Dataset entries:
——————

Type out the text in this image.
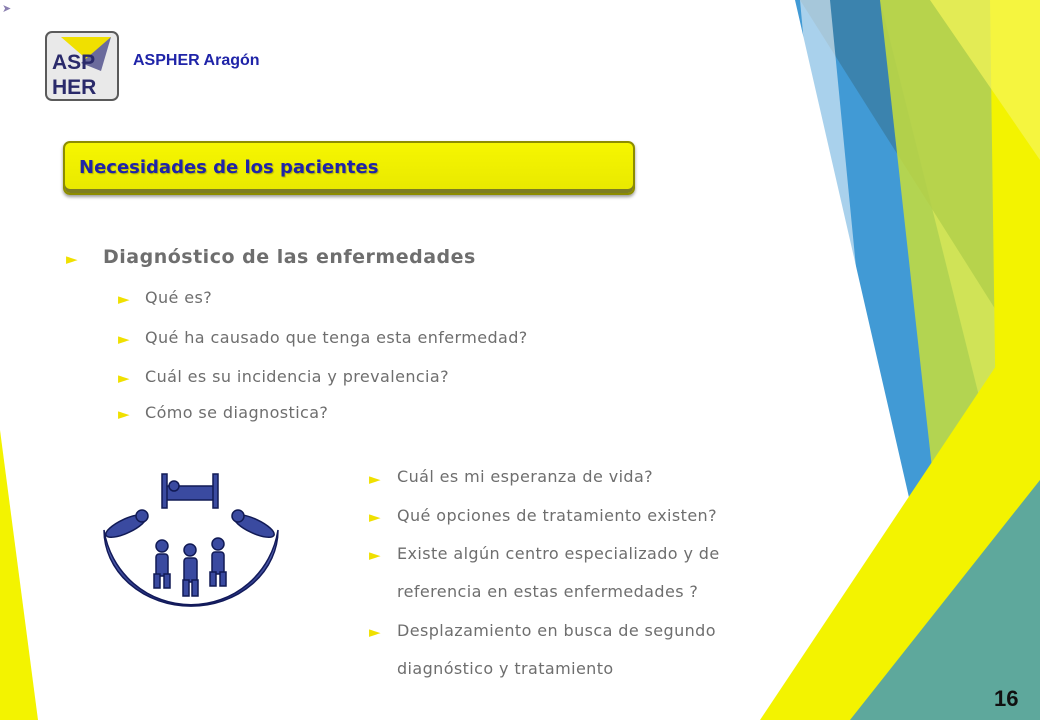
➤
ASP
HER
ASPHER Aragón
Necesidades de los pacientes
► Diagnóstico de las enfermedades
► Qué es?
► Qué ha causado que tenga esta enfermedad?
► Cuál es su incidencia y prevalencia?
► Cómo se diagnostica?
► Cuál es mi esperanza de vida?
► Qué opciones de tratamiento existen?
► Existe algún centro especializado y de
referencia en estas enfermedades ?
► Desplazamiento en busca de segundo
diagnóstico y tratamiento
16
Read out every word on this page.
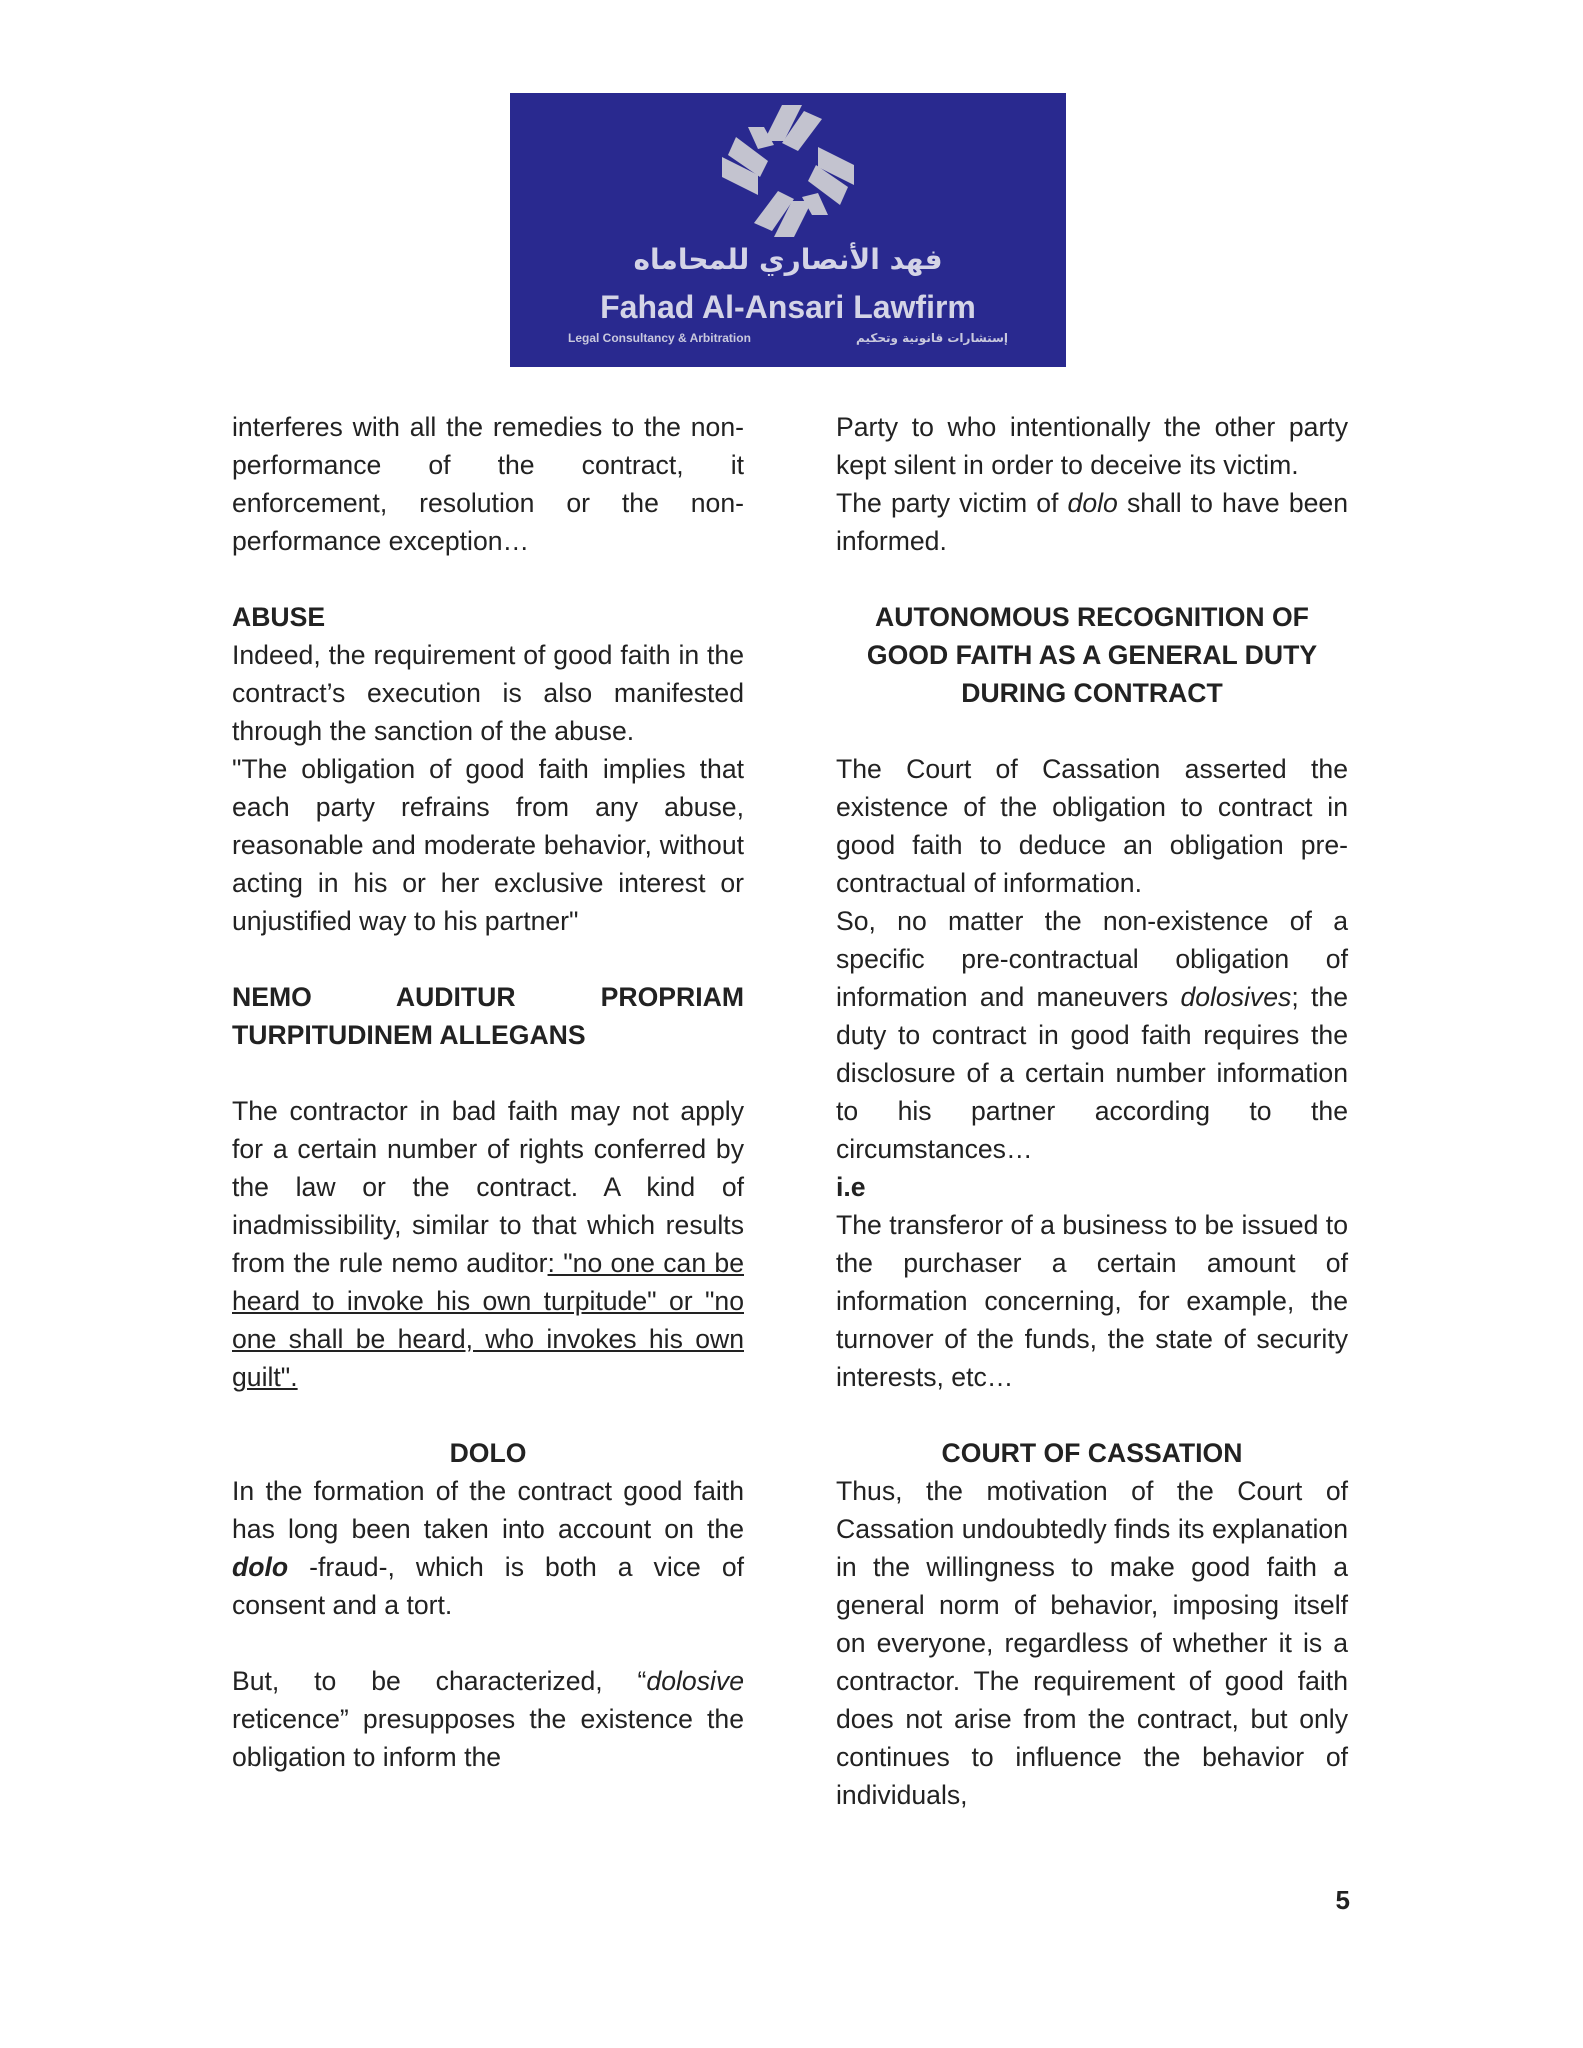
فهد الأنصاري للمحاماه
Fahad Al-Ansari Lawfirm
Legal Consultancy & Arbitration	إستشارات قانونية وتحكيم

interferes with all the remedies to the non-performance of the contract, it enforcement, resolution or the non-performance exception…

ABUSE

Indeed, the requirement of good faith in the contract’s execution is also manifested through the sanction of the abuse.

"The obligation of good faith implies that each party refrains from any abuse, reasonable and moderate behavior, without acting in his or her exclusive interest or unjustified way to his partner"

NEMO AUDITUR PROPRIAM
TURPITUDINEM ALLEGANS

The contractor in bad faith may not apply for a certain number of rights conferred by the law or the contract. A kind of inadmissibility, similar to that which results from the rule nemo auditor: "no one can be heard to invoke his own turpitude" or "no one shall be heard, who invokes his own guilt".

DOLO

In the formation of the contract good faith has long been taken into account on the dolo -fraud-, which is both a vice of consent and a tort.

But, to be characterized, “dolosive reticence” presupposes the existence the obligation to inform the

Party to who intentionally the other party kept silent in order to deceive its victim.

The party victim of dolo shall to have been informed.

AUTONOMOUS RECOGNITION OF
GOOD FAITH AS A GENERAL DUTY
DURING CONTRACT

The Court of Cassation asserted the existence of the obligation to contract in good faith to deduce an obligation pre-contractual of information.

So, no matter the non-existence of a specific pre-contractual obligation of information and maneuvers dolosives; the duty to contract in good faith requires the disclosure of a certain number information to his partner according to the circumstances…

i.e

The transferor of a business to be issued to the purchaser a certain amount of information concerning, for example, the turnover of the funds, the state of security interests, etc…

COURT OF CASSATION

Thus, the motivation of the Court of Cassation undoubtedly finds its explanation in the willingness to make good faith a general norm of behavior, imposing itself on everyone, regardless of whether it is a contractor. The requirement of good faith does not arise from the contract, but only continues to influence the behavior of individuals,

5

——————

[Prompt]: Reproduce each line of the records exactly, and omit every picture.

[Output for this exercise]:
Type out the text in this image.
➤
ASP
HER
ASPHER Aragón
Necesidades de los pacientes
► Diagnóstico de las enfermedades
► Qué es?
► Qué ha causado que tenga esta enfermedad?
► Cuál es su incidencia y prevalencia?
► Cómo se diagnostica?
► Cuál es mi esperanza de vida?
► Qué opciones de tratamiento existen?
► Existe algún centro especializado y de
referencia en estas enfermedades ?
► Desplazamiento en busca de segundo
diagnóstico y tratamiento
16
Read out every word on this page.
فهد الأنصاري للمحاماه
Fahad Al-Ansari Lawfirm
Legal Consultancy & Arbitration	إستشارات قانونية وتحكيم

interferes with all the remedies to the non-performance of the contract, it enforcement, resolution or the non-performance exception…

ABUSE

Indeed, the requirement of good faith in the contract’s execution is also manifested through the sanction of the abuse.

"The obligation of good faith implies that each party refrains from any abuse, reasonable and moderate behavior, without acting in his or her exclusive interest or unjustified way to his partner"

NEMO AUDITUR PROPRIAM
TURPITUDINEM ALLEGANS

The contractor in bad faith may not apply for a certain number of rights conferred by the law or the contract. A kind of inadmissibility, similar to that which results from the rule nemo auditor: "no one can be heard to invoke his own turpitude" or "no one shall be heard, who invokes his own guilt".

DOLO

In the formation of the contract good faith has long been taken into account on the dolo -fraud-, which is both a vice of consent and a tort.

But, to be characterized, “dolosive reticence” presupposes the existence the obligation to inform the

Party to who intentionally the other party kept silent in order to deceive its victim.

The party victim of dolo shall to have been informed.

AUTONOMOUS RECOGNITION OF
GOOD FAITH AS A GENERAL DUTY
DURING CONTRACT

The Court of Cassation asserted the existence of the obligation to contract in good faith to deduce an obligation pre-contractual of information.

So, no matter the non-existence of a specific pre-contractual obligation of information and maneuvers dolosives; the duty to contract in good faith requires the disclosure of a certain number information to his partner according to the circumstances…

i.e

The transferor of a business to be issued to the purchaser a certain amount of information concerning, for example, the turnover of the funds, the state of security interests, etc…

COURT OF CASSATION

Thus, the motivation of the Court of Cassation undoubtedly finds its explanation in the willingness to make good faith a general norm of behavior, imposing itself on everyone, regardless of whether it is a contractor. The requirement of good faith does not arise from the contract, but only continues to influence the behavior of individuals,

5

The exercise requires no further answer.